**Task directions:**
Below is some material; transcribe all of it exactly.
········
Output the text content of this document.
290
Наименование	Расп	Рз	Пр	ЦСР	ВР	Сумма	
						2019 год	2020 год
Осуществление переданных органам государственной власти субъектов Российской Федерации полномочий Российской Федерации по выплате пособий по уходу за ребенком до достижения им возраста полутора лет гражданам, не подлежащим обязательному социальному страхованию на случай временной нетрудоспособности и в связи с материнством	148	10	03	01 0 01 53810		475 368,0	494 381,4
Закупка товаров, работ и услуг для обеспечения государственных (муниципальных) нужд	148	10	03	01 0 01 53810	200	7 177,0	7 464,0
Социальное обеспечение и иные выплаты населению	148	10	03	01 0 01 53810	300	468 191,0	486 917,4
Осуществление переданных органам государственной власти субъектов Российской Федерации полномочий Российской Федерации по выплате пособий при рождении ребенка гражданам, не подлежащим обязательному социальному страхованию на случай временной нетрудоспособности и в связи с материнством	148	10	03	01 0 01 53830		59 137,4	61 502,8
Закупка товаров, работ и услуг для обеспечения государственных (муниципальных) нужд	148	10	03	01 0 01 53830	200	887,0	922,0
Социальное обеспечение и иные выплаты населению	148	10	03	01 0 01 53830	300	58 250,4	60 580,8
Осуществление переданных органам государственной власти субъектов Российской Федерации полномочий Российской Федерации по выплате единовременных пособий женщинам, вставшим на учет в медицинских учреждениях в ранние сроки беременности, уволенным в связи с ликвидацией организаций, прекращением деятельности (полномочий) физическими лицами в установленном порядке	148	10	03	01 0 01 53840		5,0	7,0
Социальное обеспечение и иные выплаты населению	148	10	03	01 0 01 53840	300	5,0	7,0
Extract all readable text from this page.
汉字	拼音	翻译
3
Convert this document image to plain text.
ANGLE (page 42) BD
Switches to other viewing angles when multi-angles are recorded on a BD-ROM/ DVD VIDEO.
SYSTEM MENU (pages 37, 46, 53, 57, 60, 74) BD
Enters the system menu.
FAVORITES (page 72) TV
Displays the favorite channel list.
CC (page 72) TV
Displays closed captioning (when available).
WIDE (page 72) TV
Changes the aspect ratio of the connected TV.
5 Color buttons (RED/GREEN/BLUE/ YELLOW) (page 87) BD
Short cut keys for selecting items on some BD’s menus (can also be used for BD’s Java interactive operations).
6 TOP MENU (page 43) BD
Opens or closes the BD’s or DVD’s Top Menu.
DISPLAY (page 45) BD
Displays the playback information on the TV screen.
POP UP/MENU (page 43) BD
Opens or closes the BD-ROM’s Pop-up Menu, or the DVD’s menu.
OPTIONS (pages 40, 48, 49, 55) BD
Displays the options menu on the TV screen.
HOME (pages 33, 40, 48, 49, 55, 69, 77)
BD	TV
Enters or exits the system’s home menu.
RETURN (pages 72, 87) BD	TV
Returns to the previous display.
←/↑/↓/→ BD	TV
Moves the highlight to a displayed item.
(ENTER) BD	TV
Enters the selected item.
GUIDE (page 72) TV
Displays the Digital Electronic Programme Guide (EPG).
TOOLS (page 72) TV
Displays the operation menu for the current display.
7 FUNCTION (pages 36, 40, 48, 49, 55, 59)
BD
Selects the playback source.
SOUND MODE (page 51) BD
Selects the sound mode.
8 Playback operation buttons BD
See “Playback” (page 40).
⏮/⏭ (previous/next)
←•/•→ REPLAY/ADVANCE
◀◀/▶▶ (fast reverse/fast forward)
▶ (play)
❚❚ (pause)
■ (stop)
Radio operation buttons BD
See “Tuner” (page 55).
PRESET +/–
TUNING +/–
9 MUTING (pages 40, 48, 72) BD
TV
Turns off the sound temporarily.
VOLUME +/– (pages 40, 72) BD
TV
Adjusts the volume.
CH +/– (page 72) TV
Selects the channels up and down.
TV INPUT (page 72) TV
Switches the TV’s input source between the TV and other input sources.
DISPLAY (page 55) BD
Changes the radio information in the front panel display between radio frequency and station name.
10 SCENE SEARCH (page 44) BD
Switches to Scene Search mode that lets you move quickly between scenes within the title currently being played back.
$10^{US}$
········
**Task result:**
Output the text content of this document.
290
Наименование	Расп	Рз	Пр	ЦСР	ВР	Сумма	
						2019 год	2020 год
Осуществление переданных органам государственной власти субъектов Российской Федерации полномочий Российской Федерации по выплате пособий по уходу за ребенком до достижения им возраста полутора лет гражданам, не подлежащим обязательному социальному страхованию на случай временной нетрудоспособности и в связи с материнством	148	10	03	01 0 01 53810		475 368,0	494 381,4
Закупка товаров, работ и услуг для обеспечения государственных (муниципальных) нужд	148	10	03	01 0 01 53810	200	7 177,0	7 464,0
Социальное обеспечение и иные выплаты населению	148	10	03	01 0 01 53810	300	468 191,0	486 917,4
Осуществление переданных органам государственной власти субъектов Российской Федерации полномочий Российской Федерации по выплате пособий при рождении ребенка гражданам, не подлежащим обязательному социальному страхованию на случай временной нетрудоспособности и в связи с материнством	148	10	03	01 0 01 53830		59 137,4	61 502,8
Закупка товаров, работ и услуг для обеспечения государственных (муниципальных) нужд	148	10	03	01 0 01 53830	200	887,0	922,0
Социальное обеспечение и иные выплаты населению	148	10	03	01 0 01 53830	300	58 250,4	60 580,8
Осуществление переданных органам государственной власти субъектов Российской Федерации полномочий Российской Федерации по выплате единовременных пособий женщинам, вставшим на учет в медицинских учреждениях в ранние сроки беременности, уволенным в связи с ликвидацией организаций, прекращением деятельности (полномочий) физическими лицами в установленном порядке	148	10	03	01 0 01 53840		5,0	7,0
Социальное обеспечение и иные выплаты населению	148	10	03	01 0 01 53840	300	5,0	7,0
Extract all readable text from this page.
汉字	拼音	翻译
3
Convert this document image to plain text.
ANGLE (page 42) BD
Switches to other viewing angles when multi-angles are recorded on a BD-ROM/ DVD VIDEO.
SYSTEM MENU (pages 37, 46, 53, 57, 60, 74) BD
Enters the system menu.
FAVORITES (page 72) TV
Displays the favorite channel list.
CC (page 72) TV
Displays closed captioning (when available).
WIDE (page 72) TV
Changes the aspect ratio of the connected TV.
5 Color buttons (RED/GREEN/BLUE/ YELLOW) (page 87) BD
Short cut keys for selecting items on some BD’s menus (can also be used for BD’s Java interactive operations).
6 TOP MENU (page 43) BD
Opens or closes the BD’s or DVD’s Top Menu.
DISPLAY (page 45) BD
Displays the playback information on the TV screen.
POP UP/MENU (page 43) BD
Opens or closes the BD-ROM’s Pop-up Menu, or the DVD’s menu.
OPTIONS (pages 40, 48, 49, 55) BD
Displays the options menu on the TV screen.
HOME (pages 33, 40, 48, 49, 55, 69, 77)
BD	TV
Enters or exits the system’s home menu.
RETURN (pages 72, 87) BD	TV
Returns to the previous display.
←/↑/↓/→ BD	TV
Moves the highlight to a displayed item.
(ENTER) BD	TV
Enters the selected item.
GUIDE (page 72) TV
Displays the Digital Electronic Programme Guide (EPG).
TOOLS (page 72) TV
Displays the operation menu for the current display.
7 FUNCTION (pages 36, 40, 48, 49, 55, 59)
BD
Selects the playback source.
SOUND MODE (page 51) BD
Selects the sound mode.
8 Playback operation buttons BD
See “Playback” (page 40).
⏮/⏭ (previous/next)
←•/•→ REPLAY/ADVANCE
◀◀/▶▶ (fast reverse/fast forward)
▶ (play)
❚❚ (pause)
■ (stop)
Radio operation buttons BD
See “Tuner” (page 55).
PRESET +/–
TUNING +/–
9 MUTING (pages 40, 48, 72) BD
TV
Turns off the sound temporarily.
VOLUME +/– (pages 40, 72) BD
TV
Adjusts the volume.
CH +/– (page 72) TV
Selects the channels up and down.
TV INPUT (page 72) TV
Switches the TV’s input source between the TV and other input sources.
DISPLAY (page 55) BD
Changes the radio information in the front panel display between radio frequency and station name.
10 SCENE SEARCH (page 44) BD
Switches to Scene Search mode that lets you move quickly between scenes within the title currently being played back.
$10^{US}$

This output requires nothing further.